[Records]
== == ==

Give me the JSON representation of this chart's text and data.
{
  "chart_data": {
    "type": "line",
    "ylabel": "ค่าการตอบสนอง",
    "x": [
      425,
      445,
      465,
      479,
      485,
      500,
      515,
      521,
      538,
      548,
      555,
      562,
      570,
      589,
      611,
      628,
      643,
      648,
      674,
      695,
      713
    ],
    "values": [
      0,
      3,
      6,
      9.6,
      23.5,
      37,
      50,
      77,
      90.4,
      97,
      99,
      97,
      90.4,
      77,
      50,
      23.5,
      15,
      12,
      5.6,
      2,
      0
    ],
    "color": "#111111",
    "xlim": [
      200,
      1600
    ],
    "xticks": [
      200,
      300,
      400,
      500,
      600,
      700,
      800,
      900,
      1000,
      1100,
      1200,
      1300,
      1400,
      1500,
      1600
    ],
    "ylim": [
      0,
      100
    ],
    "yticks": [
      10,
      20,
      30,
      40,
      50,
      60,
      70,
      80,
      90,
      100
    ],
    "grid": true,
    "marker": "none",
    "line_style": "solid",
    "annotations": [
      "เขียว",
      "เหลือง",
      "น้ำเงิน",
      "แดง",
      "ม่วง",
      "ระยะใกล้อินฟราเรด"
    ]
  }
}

== == ==

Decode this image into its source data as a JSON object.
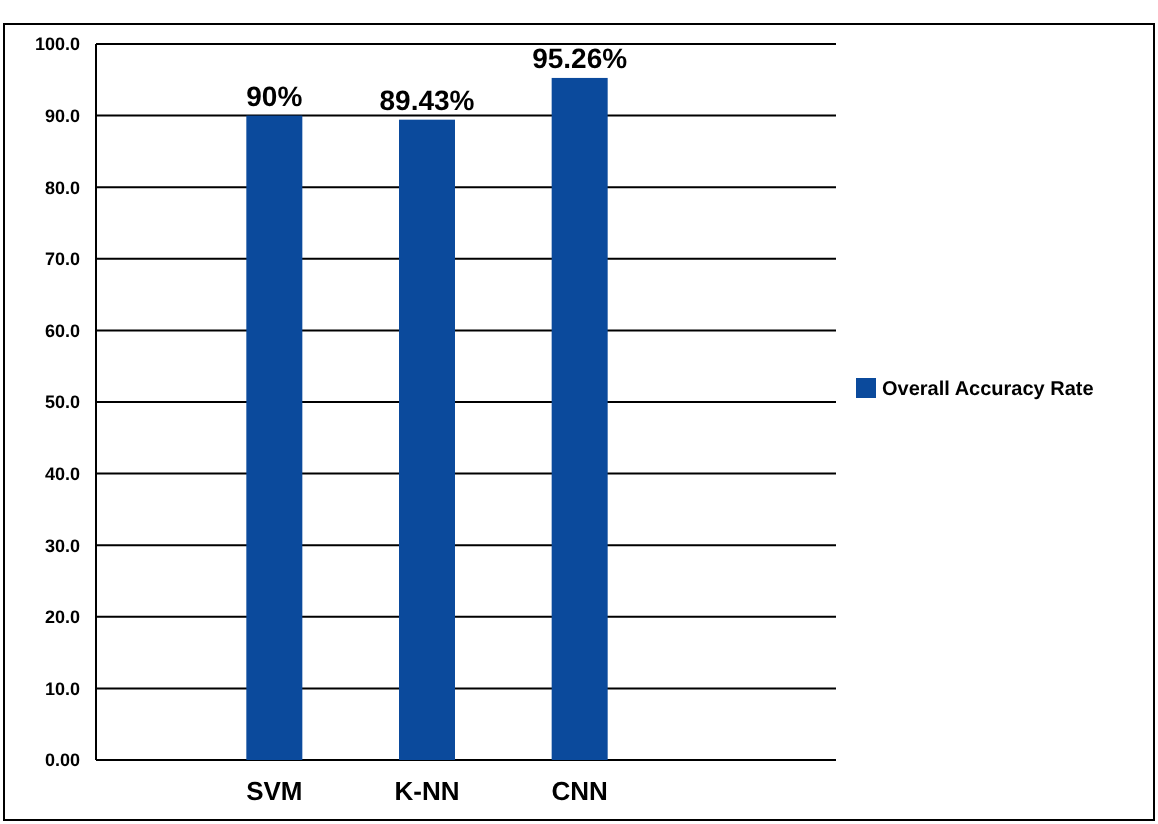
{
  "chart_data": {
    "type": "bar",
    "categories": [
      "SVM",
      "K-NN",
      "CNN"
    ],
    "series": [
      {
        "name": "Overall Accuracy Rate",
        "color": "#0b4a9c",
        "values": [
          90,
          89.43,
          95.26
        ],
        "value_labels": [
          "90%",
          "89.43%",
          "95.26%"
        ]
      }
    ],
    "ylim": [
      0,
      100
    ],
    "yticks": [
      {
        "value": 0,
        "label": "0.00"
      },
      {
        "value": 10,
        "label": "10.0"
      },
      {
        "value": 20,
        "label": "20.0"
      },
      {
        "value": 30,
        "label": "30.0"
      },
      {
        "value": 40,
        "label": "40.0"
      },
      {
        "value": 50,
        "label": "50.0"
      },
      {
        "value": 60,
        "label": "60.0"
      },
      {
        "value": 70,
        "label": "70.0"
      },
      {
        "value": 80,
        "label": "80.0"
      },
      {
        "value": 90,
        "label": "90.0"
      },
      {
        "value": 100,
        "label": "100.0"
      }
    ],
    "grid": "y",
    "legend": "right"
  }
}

== == ==

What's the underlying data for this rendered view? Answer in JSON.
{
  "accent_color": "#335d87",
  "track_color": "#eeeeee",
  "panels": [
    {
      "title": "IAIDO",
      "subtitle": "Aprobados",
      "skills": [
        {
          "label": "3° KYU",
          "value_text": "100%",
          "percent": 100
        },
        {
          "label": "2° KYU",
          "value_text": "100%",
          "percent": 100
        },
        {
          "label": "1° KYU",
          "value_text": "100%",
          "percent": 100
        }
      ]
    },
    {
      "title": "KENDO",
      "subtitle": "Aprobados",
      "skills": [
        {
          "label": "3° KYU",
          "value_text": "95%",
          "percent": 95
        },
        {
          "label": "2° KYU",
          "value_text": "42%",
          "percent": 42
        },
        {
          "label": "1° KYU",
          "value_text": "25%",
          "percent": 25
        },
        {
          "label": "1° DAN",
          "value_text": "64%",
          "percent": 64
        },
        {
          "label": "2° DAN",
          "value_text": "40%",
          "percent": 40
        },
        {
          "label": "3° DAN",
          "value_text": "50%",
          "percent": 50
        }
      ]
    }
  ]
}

== == ==

== SHORT EXERCISE ==
Search the lines for the string "percent" and copy every line that has it.

== SOLUTION FOR THIS TASK ==
          "percent": 100
          "percent": 100
          "percent": 100
          "percent": 95
          "percent": 42
          "percent": 25
          "percent": 64
          "percent": 40
          "percent": 50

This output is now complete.